◆ **THE TASK**:
Could you write out every entry exactly as it stands?
□ □ □ □ □ □ □
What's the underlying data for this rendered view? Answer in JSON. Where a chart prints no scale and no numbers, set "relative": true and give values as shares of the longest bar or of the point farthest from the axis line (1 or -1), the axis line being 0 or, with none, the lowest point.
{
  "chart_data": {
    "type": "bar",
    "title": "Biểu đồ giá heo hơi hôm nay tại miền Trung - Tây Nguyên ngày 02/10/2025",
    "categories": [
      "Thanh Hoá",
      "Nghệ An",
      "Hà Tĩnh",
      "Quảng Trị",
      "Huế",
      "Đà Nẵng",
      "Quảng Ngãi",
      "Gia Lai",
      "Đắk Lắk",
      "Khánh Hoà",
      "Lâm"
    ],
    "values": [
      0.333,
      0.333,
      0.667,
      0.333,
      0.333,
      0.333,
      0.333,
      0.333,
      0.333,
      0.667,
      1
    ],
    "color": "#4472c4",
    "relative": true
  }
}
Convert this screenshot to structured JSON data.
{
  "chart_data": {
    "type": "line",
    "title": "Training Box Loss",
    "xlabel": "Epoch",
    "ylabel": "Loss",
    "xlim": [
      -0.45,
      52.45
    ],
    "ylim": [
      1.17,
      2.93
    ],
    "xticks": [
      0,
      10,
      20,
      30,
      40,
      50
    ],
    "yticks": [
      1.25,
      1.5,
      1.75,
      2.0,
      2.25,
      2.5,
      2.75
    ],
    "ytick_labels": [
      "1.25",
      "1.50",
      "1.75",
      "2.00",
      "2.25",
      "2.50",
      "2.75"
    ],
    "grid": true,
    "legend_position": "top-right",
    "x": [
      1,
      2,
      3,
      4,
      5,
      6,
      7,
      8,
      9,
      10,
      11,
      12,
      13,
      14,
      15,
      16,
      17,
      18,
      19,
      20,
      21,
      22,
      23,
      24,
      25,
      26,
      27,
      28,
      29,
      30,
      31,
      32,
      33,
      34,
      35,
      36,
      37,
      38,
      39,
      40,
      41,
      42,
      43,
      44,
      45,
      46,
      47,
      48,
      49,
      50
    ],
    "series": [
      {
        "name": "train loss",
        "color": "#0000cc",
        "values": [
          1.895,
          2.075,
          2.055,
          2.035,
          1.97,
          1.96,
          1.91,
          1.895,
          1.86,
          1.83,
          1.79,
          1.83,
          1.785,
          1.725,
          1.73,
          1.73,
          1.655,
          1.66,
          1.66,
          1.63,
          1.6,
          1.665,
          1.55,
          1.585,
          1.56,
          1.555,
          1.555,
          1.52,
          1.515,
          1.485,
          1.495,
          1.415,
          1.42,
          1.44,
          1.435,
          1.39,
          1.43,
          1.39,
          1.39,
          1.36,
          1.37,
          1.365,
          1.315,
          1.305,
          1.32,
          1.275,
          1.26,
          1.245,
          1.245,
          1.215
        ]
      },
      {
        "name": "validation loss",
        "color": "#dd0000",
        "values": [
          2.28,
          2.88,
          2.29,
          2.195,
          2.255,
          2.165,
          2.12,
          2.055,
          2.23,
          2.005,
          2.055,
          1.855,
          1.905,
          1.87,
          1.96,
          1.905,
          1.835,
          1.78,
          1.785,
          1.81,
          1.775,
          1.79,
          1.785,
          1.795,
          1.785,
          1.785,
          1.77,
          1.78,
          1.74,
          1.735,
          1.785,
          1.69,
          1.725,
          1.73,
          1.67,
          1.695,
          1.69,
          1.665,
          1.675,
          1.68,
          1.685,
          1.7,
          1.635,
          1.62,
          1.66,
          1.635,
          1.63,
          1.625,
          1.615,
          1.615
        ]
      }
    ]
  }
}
□ □ □ □ □ □ □
◆ **TASK OUTPUT**:
What's the underlying data for this rendered view? Answer in JSON. Where a chart prints no scale and no numbers, set "relative": true and give values as shares of the longest bar or of the point farthest from the axis line (1 or -1), the axis line being 0 or, with none, the lowest point.
{
  "chart_data": {
    "type": "bar",
    "title": "Biểu đồ giá heo hơi hôm nay tại miền Trung - Tây Nguyên ngày 02/10/2025",
    "categories": [
      "Thanh Hoá",
      "Nghệ An",
      "Hà Tĩnh",
      "Quảng Trị",
      "Huế",
      "Đà Nẵng",
      "Quảng Ngãi",
      "Gia Lai",
      "Đắk Lắk",
      "Khánh Hoà",
      "Lâm"
    ],
    "values": [
      0.333,
      0.333,
      0.667,
      0.333,
      0.333,
      0.333,
      0.333,
      0.333,
      0.333,
      0.667,
      1
    ],
    "color": "#4472c4",
    "relative": true
  }
}
Convert this screenshot to structured JSON data.
{
  "chart_data": {
    "type": "line",
    "title": "Training Box Loss",
    "xlabel": "Epoch",
    "ylabel": "Loss",
    "xlim": [
      -0.45,
      52.45
    ],
    "ylim": [
      1.17,
      2.93
    ],
    "xticks": [
      0,
      10,
      20,
      30,
      40,
      50
    ],
    "yticks": [
      1.25,
      1.5,
      1.75,
      2.0,
      2.25,
      2.5,
      2.75
    ],
    "ytick_labels": [
      "1.25",
      "1.50",
      "1.75",
      "2.00",
      "2.25",
      "2.50",
      "2.75"
    ],
    "grid": true,
    "legend_position": "top-right",
    "x": [
      1,
      2,
      3,
      4,
      5,
      6,
      7,
      8,
      9,
      10,
      11,
      12,
      13,
      14,
      15,
      16,
      17,
      18,
      19,
      20,
      21,
      22,
      23,
      24,
      25,
      26,
      27,
      28,
      29,
      30,
      31,
      32,
      33,
      34,
      35,
      36,
      37,
      38,
      39,
      40,
      41,
      42,
      43,
      44,
      45,
      46,
      47,
      48,
      49,
      50
    ],
    "series": [
      {
        "name": "train loss",
        "color": "#0000cc",
        "values": [
          1.895,
          2.075,
          2.055,
          2.035,
          1.97,
          1.96,
          1.91,
          1.895,
          1.86,
          1.83,
          1.79,
          1.83,
          1.785,
          1.725,
          1.73,
          1.73,
          1.655,
          1.66,
          1.66,
          1.63,
          1.6,
          1.665,
          1.55,
          1.585,
          1.56,
          1.555,
          1.555,
          1.52,
          1.515,
          1.485,
          1.495,
          1.415,
          1.42,
          1.44,
          1.435,
          1.39,
          1.43,
          1.39,
          1.39,
          1.36,
          1.37,
          1.365,
          1.315,
          1.305,
          1.32,
          1.275,
          1.26,
          1.245,
          1.245,
          1.215
        ]
      },
      {
        "name": "validation loss",
        "color": "#dd0000",
        "values": [
          2.28,
          2.88,
          2.29,
          2.195,
          2.255,
          2.165,
          2.12,
          2.055,
          2.23,
          2.005,
          2.055,
          1.855,
          1.905,
          1.87,
          1.96,
          1.905,
          1.835,
          1.78,
          1.785,
          1.81,
          1.775,
          1.79,
          1.785,
          1.795,
          1.785,
          1.785,
          1.77,
          1.78,
          1.74,
          1.735,
          1.785,
          1.69,
          1.725,
          1.73,
          1.67,
          1.695,
          1.69,
          1.665,
          1.675,
          1.68,
          1.685,
          1.7,
          1.635,
          1.62,
          1.66,
          1.635,
          1.63,
          1.625,
          1.615,
          1.615
        ]
      }
    ]
  }
}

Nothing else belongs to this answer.